| Sélection |
◇ ◇ ◇

Ventes immobilières : haro sur le Hoguet !

 

A l’heure de la remontée des taux d’intérêt, l’accès à la propriété est devenu un sujet d’inquiétude majeur pour de nombreux Français. C’est dans ce contexte critique que l’Autorité de la concurrence vient de rendre un avis particulièrement audacieux sur le marché des agents immobiliers.

Commençons par expliquer la fonction de l’intermédiation immobilière : elle permet de réduire l’asymétrie d’information fondamentale qui existe entre vendeurs et acheteurs. Il est, en effet, difficile pour un acheteur d’apprécier la qualité d’un appartement avant l’achat ; il va donc intégrer ce facteur de risque en proposant un prix bas ou renoncer à la transaction. De son côté, le vendeur qui détient un bien immobilier de qualité va avoir du mal à en convaincre l’acheteur et préfèrera le retirer du marché. Sans intermédiation, on risque de se retrouver dans une situation inefficace : un faible nombre de transactions à bas prix sur des biens immobiliers de mauvaise qualité. Les mauvais appartements auront chassé les bons ! Pour éviter cet écueil, l’intermédiaire immobilier vient s’interposer entre l’acheteur et le vendeur, en garantissant la qualité de la transaction. En France, son statut est aujourd’hui réglementé par la loi Hoguet qui date de… 1970.

« Si nous étions dans la moyenne européenne, les Français pourraient récupérer environ trois milliards d’euros »

 

Libéralisation. Mais, depuis cette date, le monde a fortement changé, notamment avec l’arrivée du numérique. Tout d’abord, l’acheteur potentiel dispose désormais d’outils de recherche sur internet qui lui permettent de se renseigner sur la qualité d’un bien. Aujourd’hui, 30 % des transactions se font directement entre particuliers, sans intermédiaire. Ensuite, l’intermédiation immobilière s’est diversifiée et ne se résume plus aux seules agences physiques : à la faveur de la révolution numérique, de nouveaux acteurs se sont développés, et en particulier les réseaux de mandataires.

◇ ◇ ◇

| Extrait des données |
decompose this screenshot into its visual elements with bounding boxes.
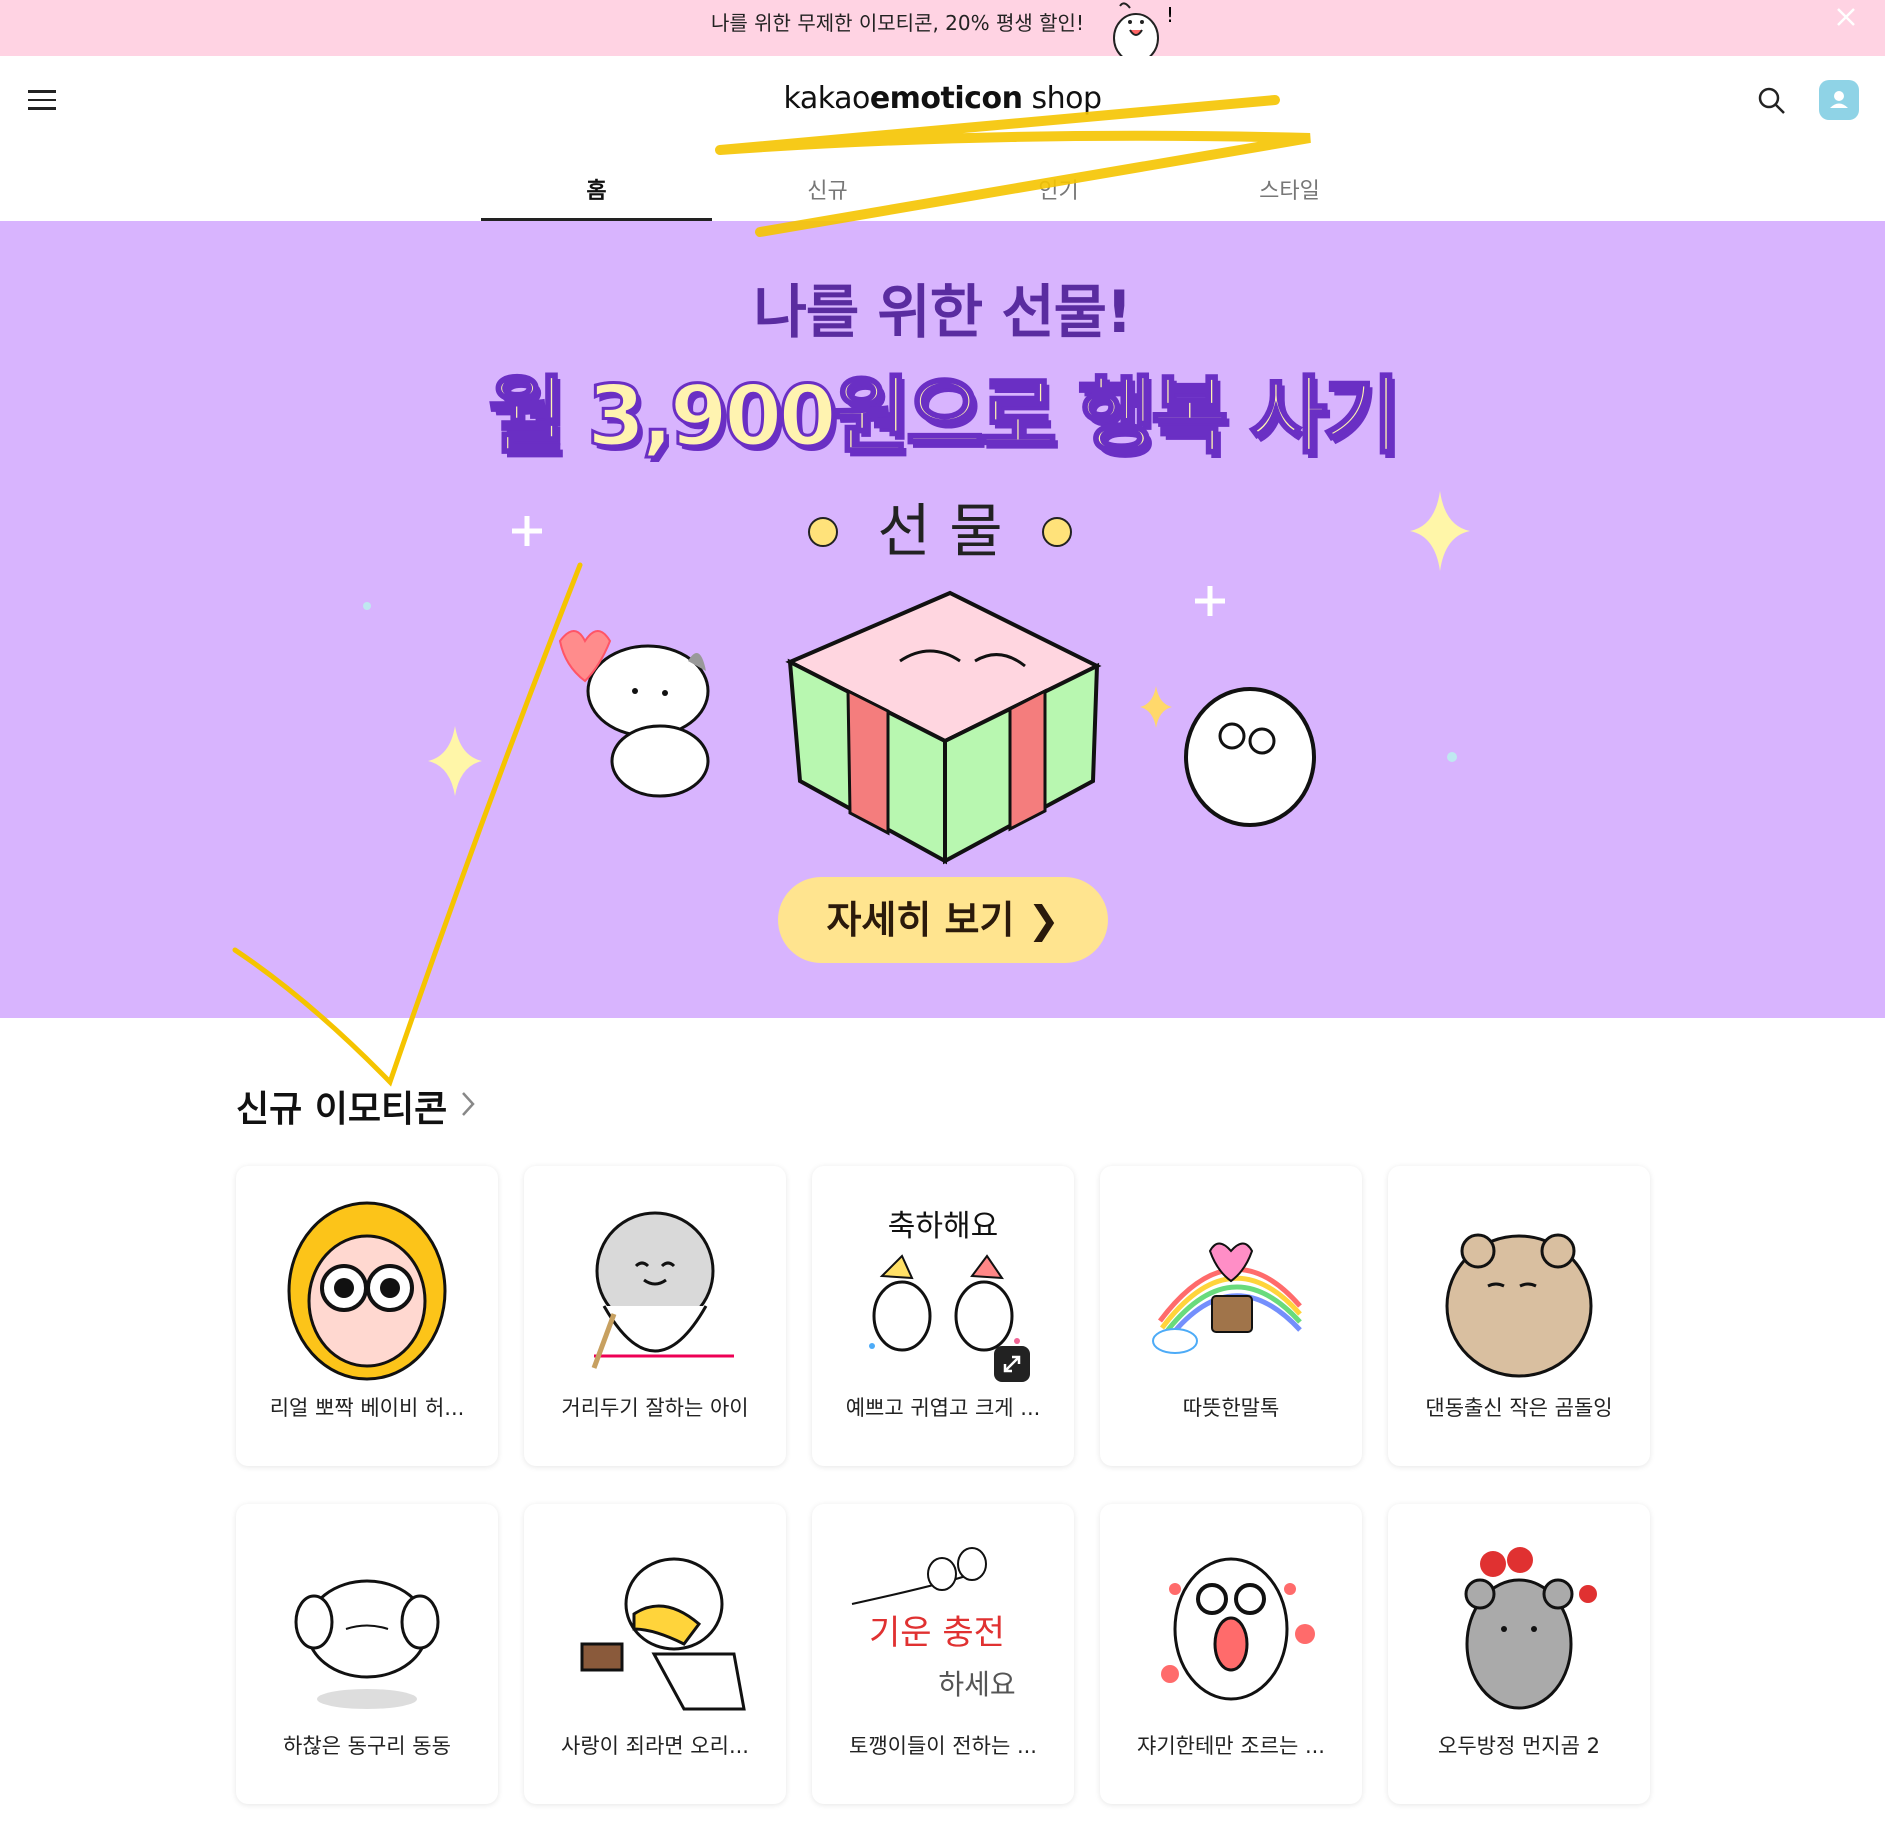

◇ ◇ ◇

| Travail à faire |
Reprenez le texte sur la loi Hoguet et les agents immobiliers à la suite de sa dernière phrase et poursuivez-en la rédaction.

| Réponse attendue |
L’Autorité constate que ces derniers mobilisent sur le terrain des personnes qui ne remplissent pas les conditions d’accès à la profession, sans que cela n’ait entraîné de dysfonctionnements. Plus fondamentalement, l’Autorité de la concurrence constate que la loi Hoguet ne règle pas tous les problèmes d’asymétrie d’information. En particulier, il n’est pas certain que l’intermédiaire immobilier défende toujours au mieux les intérêts de l’acheteur : dans la mesure où il est payé exclusivement au résultat, son objectif peut être de conclure la vente. De même, le client n’est pas toujours informé du contenu exact de la prestation délivrée par l’intermédiaire immobilier et des honoraires correspondants.

Bref, la loi Hoguet a fait son temps. Plutôt que d’appeler à son renforcement, l’Autorité fait le pari d’une libéralisation, avec deux options possibles. Une première option est celle de la liberté d’exercice en matière de vente immobilière, sur le modèle hollandais ou espagnol. Exit la loi Hoguet. Une seconde option consiste à assouplir et harmoniser les conditions d’exercice de la profession, tout en renforçant l’information des clients. Dans les deux cas, l’objectif ultime est d’améliorer la qualité de service et de faire baisser les commissions. Avec, à la clé, un gain substantiel de pouvoir d’achat : avec un taux moyen de commission de 5,78 % du prix de vente, nous sommes les champions d’Europe. Si nous étions dans la moyenne européenne, les Français pourraient récupérer environ trois milliards d’euros. Pas négligeable en ces temps d’inquiétude sur le pouvoir d’achat.